◆ SOURCE DOCUMENT:
The Social Security Administration (SSA) determines your benefit amount by taking into account your 35 years of highest wages, and translating them into something called the Primary Insurance Amount (PIA). If you wait until the full retirement age (FRA) of 66, you would receive 100 percent of PIA. If you start at 62 (the earliest opportunity), you will receive a reduced benefit for the rest of life - 25 percent lower.

By waiting until after full retirement age (66), you would get the delayed retirement credit, which is 8 percent for each 12-month period that you delay. The credits are available until age 70.

As recently as 2004, half of all men and 55 percent of women filed at age 62. But in 2016, just 32 percent of men and 37 percent of women were filing at 62. The share of men filing at their FRA jumped from 11.5 percent in 2004 to 17.9 percent in 2016. For women it rose from 7.5 percent to 12.6 percent. The number of claimants delaying beyond FRA also has risen, but remains a small portion of overall claims. Just 4.2 percent of men - and 3.6 percent of women - filed between age 67 and 69 in 2016.


Surveys reflect growing public understanding of the advantages of delayed filing. Personal-finance journalists cover the topic frequently and a growing cottage industry of online Social Security claiming tools are marketed these days, urging people to run “what if?” illustrations.

What’s more, the SSA and many financial advisers have been moving their guidance to claimants away from a focus on “break-even” ages - that is, the age when total lifetime benefits received would be equal using different claiming ages. (For example, if you file at age 62, you are ahead in accumulated benefits until age 78, when a person who waited until the full FRA catches up to you and then begins to pull ahead, and remains ahead for the rest of her life.) The fallacy with that approach is that it requires certainty about how long you will live.

◆ WORKING DATA:
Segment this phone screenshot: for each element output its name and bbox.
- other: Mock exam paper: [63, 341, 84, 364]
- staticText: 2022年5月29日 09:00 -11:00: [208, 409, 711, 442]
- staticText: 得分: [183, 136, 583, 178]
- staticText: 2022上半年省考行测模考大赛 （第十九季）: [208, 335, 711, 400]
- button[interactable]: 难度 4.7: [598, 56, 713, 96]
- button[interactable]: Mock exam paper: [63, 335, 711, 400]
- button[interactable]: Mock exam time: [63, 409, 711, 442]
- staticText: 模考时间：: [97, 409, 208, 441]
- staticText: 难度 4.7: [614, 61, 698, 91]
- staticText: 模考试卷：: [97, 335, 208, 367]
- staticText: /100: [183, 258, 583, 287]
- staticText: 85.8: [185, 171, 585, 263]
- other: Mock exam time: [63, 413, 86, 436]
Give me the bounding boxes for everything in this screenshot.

...

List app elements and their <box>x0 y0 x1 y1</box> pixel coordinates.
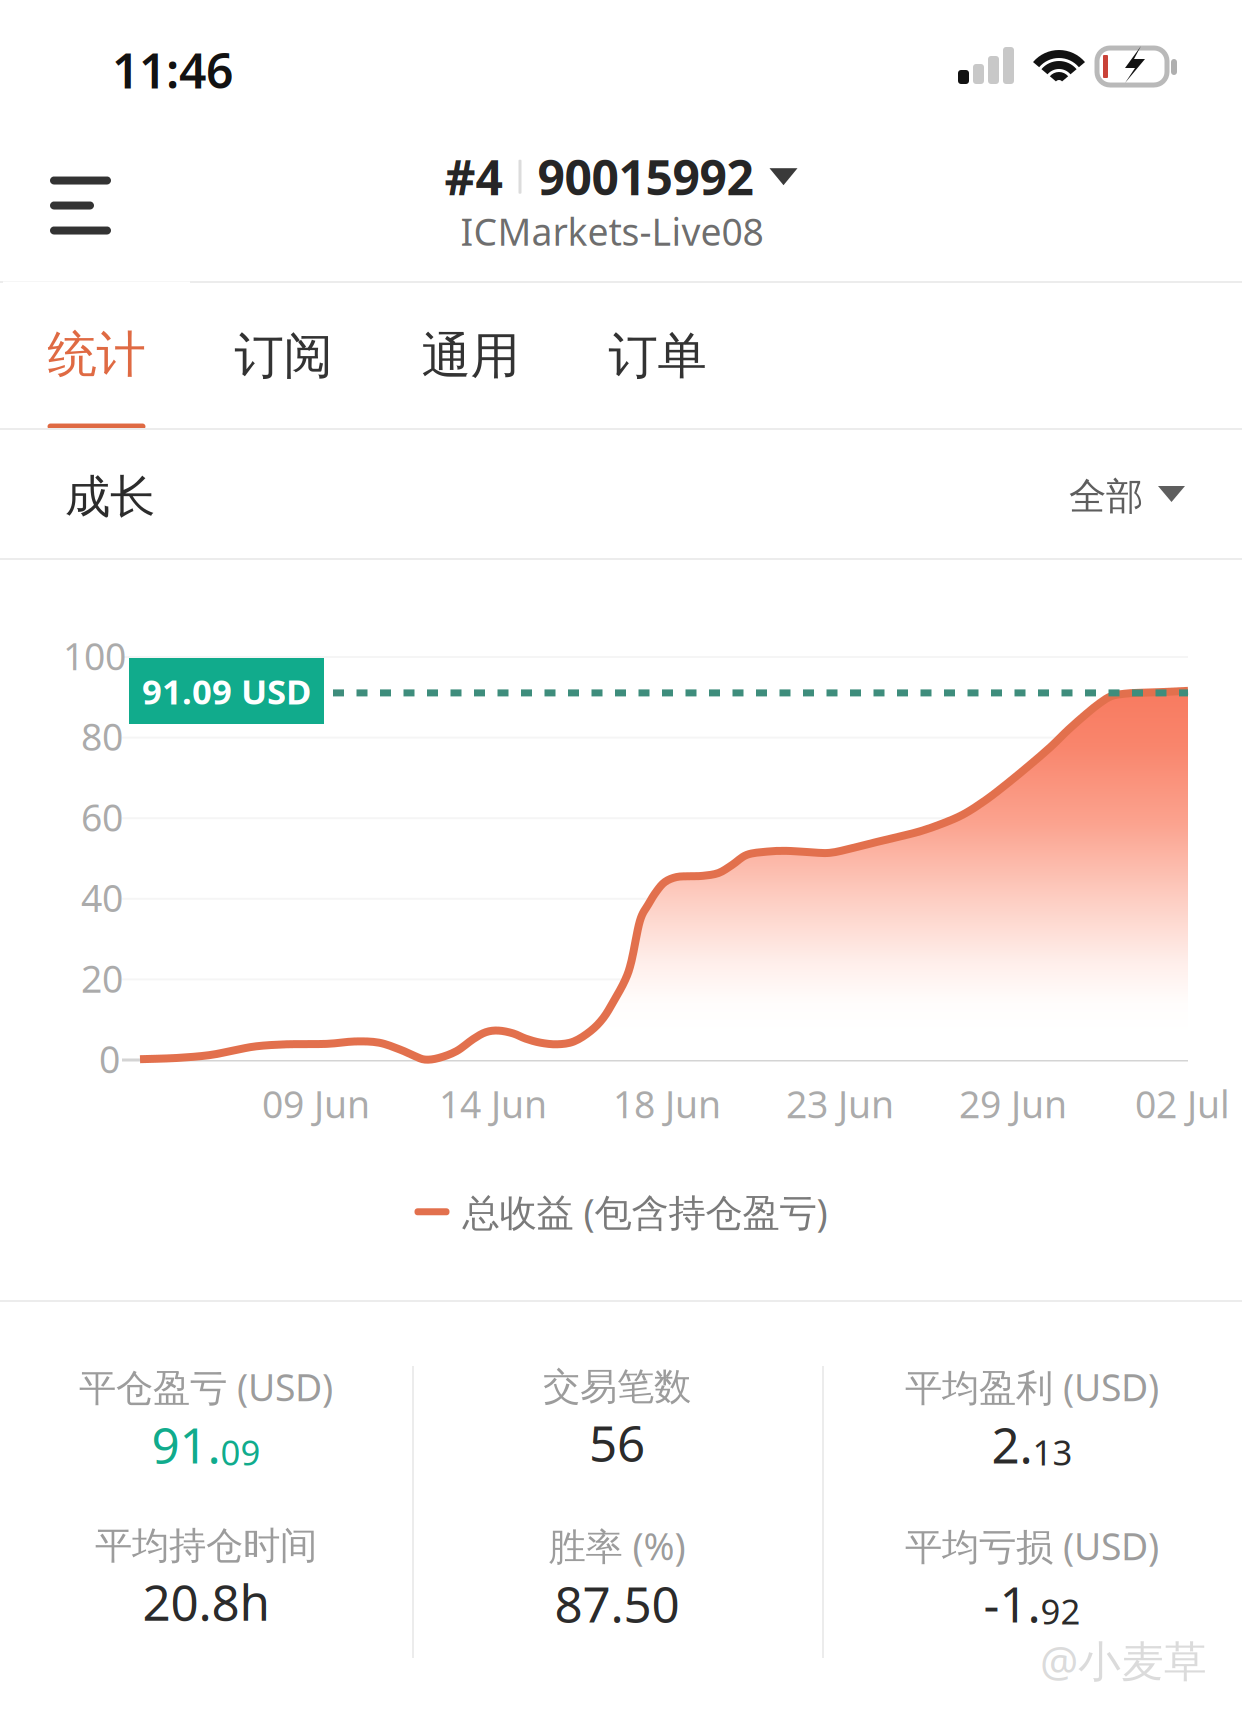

◆ INSTRUCTION A: List each abbreviation that the Social Security text introduces in parentheses, together with what it stands for.
◆ INSTRUCTION B: Copy the rows verbatim, starting with the row containing "Segment this phone" and going on through the row containing "Give me the".
The two blocks of rows were taken from different sources.

◆ WORKED ANSWER A:
SSA: Social Security Administration
PIA: Primary Insurance Amount
FRA: full retirement age

◆ WORKED ANSWER B:
Segment this phone screenshot: for each element output its name and bbox.
- other: Mock exam paper: [63, 341, 84, 364]
- staticText: 2022年5月29日 09:00 -11:00: [208, 409, 711, 442]
- staticText: 得分: [183, 136, 583, 178]
- staticText: 2022上半年省考行测模考大赛 （第十九季）: [208, 335, 711, 400]
- button[interactable]: 难度 4.7: [598, 56, 713, 96]
- button[interactable]: Mock exam paper: [63, 335, 711, 400]
- button[interactable]: Mock exam time: [63, 409, 711, 442]
- staticText: 模考时间：: [97, 409, 208, 441]
- staticText: 难度 4.7: [614, 61, 698, 91]
- staticText: 模考试卷：: [97, 335, 208, 367]
- staticText: /100: [183, 258, 583, 287]
- staticText: 85.8: [185, 171, 585, 263]
- other: Mock exam time: [63, 413, 86, 436]
Give me the bounding boxes for everything in this screenshot.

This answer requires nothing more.